Items from a dataset:
Begin

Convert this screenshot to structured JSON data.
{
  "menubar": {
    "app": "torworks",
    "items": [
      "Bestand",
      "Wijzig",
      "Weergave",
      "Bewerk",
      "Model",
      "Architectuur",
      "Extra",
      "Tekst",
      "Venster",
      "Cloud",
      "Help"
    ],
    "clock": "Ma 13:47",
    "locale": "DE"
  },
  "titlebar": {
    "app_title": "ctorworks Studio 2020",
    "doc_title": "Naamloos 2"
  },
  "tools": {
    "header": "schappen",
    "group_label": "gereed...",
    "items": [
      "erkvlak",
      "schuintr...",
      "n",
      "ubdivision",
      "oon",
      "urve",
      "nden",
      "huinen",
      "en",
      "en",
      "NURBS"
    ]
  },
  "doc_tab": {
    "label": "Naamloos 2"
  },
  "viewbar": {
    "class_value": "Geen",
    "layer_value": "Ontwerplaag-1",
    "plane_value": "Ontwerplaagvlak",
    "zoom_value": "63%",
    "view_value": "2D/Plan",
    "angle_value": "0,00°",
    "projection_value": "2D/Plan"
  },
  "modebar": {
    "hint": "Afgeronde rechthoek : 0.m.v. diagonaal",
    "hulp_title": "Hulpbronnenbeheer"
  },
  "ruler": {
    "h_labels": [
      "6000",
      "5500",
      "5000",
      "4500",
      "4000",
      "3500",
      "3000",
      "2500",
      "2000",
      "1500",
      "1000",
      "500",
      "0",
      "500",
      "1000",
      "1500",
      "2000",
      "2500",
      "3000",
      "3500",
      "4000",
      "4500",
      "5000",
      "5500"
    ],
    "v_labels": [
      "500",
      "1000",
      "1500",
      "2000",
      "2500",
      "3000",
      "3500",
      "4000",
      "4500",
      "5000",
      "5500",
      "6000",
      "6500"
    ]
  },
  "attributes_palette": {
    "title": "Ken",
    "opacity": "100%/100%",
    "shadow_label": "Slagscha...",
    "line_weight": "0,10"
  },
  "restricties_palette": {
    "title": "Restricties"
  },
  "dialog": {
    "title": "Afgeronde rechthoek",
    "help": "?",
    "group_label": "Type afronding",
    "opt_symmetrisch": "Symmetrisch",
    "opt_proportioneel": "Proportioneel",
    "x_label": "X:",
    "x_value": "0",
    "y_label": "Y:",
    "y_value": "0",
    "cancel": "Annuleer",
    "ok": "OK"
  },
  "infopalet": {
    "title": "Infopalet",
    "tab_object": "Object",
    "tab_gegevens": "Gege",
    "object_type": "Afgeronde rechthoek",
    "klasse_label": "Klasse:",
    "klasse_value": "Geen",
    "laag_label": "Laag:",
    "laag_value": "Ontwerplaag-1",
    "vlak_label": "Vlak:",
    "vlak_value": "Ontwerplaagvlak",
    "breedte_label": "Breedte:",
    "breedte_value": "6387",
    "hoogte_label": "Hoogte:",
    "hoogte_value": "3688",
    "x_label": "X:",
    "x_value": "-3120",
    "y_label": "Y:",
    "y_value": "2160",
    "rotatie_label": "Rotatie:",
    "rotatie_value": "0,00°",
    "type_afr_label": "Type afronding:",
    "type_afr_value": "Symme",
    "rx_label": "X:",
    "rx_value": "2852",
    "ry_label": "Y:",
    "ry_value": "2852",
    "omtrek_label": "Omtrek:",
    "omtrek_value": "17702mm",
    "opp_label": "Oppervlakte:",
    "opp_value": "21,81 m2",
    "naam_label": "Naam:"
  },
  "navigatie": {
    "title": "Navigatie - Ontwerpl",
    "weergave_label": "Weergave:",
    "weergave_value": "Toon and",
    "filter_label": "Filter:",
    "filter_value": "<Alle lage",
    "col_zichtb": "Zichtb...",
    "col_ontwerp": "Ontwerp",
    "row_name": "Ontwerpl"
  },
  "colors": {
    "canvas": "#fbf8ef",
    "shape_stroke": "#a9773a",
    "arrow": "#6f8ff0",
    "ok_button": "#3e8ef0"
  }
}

End

Quote the material exactly, leaving nothing out.

RESULT OF THIS TASK =
Convert this screenshot to structured JSON data.
{
  "menubar": {
    "app": "torworks",
    "items": [
      "Bestand",
      "Wijzig",
      "Weergave",
      "Bewerk",
      "Model",
      "Architectuur",
      "Extra",
      "Tekst",
      "Venster",
      "Cloud",
      "Help"
    ],
    "clock": "Ma 13:47",
    "locale": "DE"
  },
  "titlebar": {
    "app_title": "ctorworks Studio 2020",
    "doc_title": "Naamloos 2"
  },
  "tools": {
    "header": "schappen",
    "group_label": "gereed...",
    "items": [
      "erkvlak",
      "schuintr...",
      "n",
      "ubdivision",
      "oon",
      "urve",
      "nden",
      "huinen",
      "en",
      "en",
      "NURBS"
    ]
  },
  "doc_tab": {
    "label": "Naamloos 2"
  },
  "viewbar": {
    "class_value": "Geen",
    "layer_value": "Ontwerplaag-1",
    "plane_value": "Ontwerplaagvlak",
    "zoom_value": "63%",
    "view_value": "2D/Plan",
    "angle_value": "0,00°",
    "projection_value": "2D/Plan"
  },
  "modebar": {
    "hint": "Afgeronde rechthoek : 0.m.v. diagonaal",
    "hulp_title": "Hulpbronnenbeheer"
  },
  "ruler": {
    "h_labels": [
      "6000",
      "5500",
      "5000",
      "4500",
      "4000",
      "3500",
      "3000",
      "2500",
      "2000",
      "1500",
      "1000",
      "500",
      "0",
      "500",
      "1000",
      "1500",
      "2000",
      "2500",
      "3000",
      "3500",
      "4000",
      "4500",
      "5000",
      "5500"
    ],
    "v_labels": [
      "500",
      "1000",
      "1500",
      "2000",
      "2500",
      "3000",
      "3500",
      "4000",
      "4500",
      "5000",
      "5500",
      "6000",
      "6500"
    ]
  },
  "attributes_palette": {
    "title": "Ken",
    "opacity": "100%/100%",
    "shadow_label": "Slagscha...",
    "line_weight": "0,10"
  },
  "restricties_palette": {
    "title": "Restricties"
  },
  "dialog": {
    "title": "Afgeronde rechthoek",
    "help": "?",
    "group_label": "Type afronding",
    "opt_symmetrisch": "Symmetrisch",
    "opt_proportioneel": "Proportioneel",
    "x_label": "X:",
    "x_value": "0",
    "y_label": "Y:",
    "y_value": "0",
    "cancel": "Annuleer",
    "ok": "OK"
  },
  "infopalet": {
    "title": "Infopalet",
    "tab_object": "Object",
    "tab_gegevens": "Gege",
    "object_type": "Afgeronde rechthoek",
    "klasse_label": "Klasse:",
    "klasse_value": "Geen",
    "laag_label": "Laag:",
    "laag_value": "Ontwerplaag-1",
    "vlak_label": "Vlak:",
    "vlak_value": "Ontwerplaagvlak",
    "breedte_label": "Breedte:",
    "breedte_value": "6387",
    "hoogte_label": "Hoogte:",
    "hoogte_value": "3688",
    "x_label": "X:",
    "x_value": "-3120",
    "y_label": "Y:",
    "y_value": "2160",
    "rotatie_label": "Rotatie:",
    "rotatie_value": "0,00°",
    "type_afr_label": "Type afronding:",
    "type_afr_value": "Symme",
    "rx_label": "X:",
    "rx_value": "2852",
    "ry_label": "Y:",
    "ry_value": "2852",
    "omtrek_label": "Omtrek:",
    "omtrek_value": "17702mm",
    "opp_label": "Oppervlakte:",
    "opp_value": "21,81 m2",
    "naam_label": "Naam:"
  },
  "navigatie": {
    "title": "Navigatie - Ontwerpl",
    "weergave_label": "Weergave:",
    "weergave_value": "Toon and",
    "filter_label": "Filter:",
    "filter_value": "<Alle lage",
    "col_zichtb": "Zichtb...",
    "col_ontwerp": "Ontwerp",
    "row_name": "Ontwerpl"
  },
  "colors": {
    "canvas": "#fbf8ef",
    "shape_stroke": "#a9773a",
    "arrow": "#6f8ff0",
    "ok_button": "#3e8ef0"
  }
}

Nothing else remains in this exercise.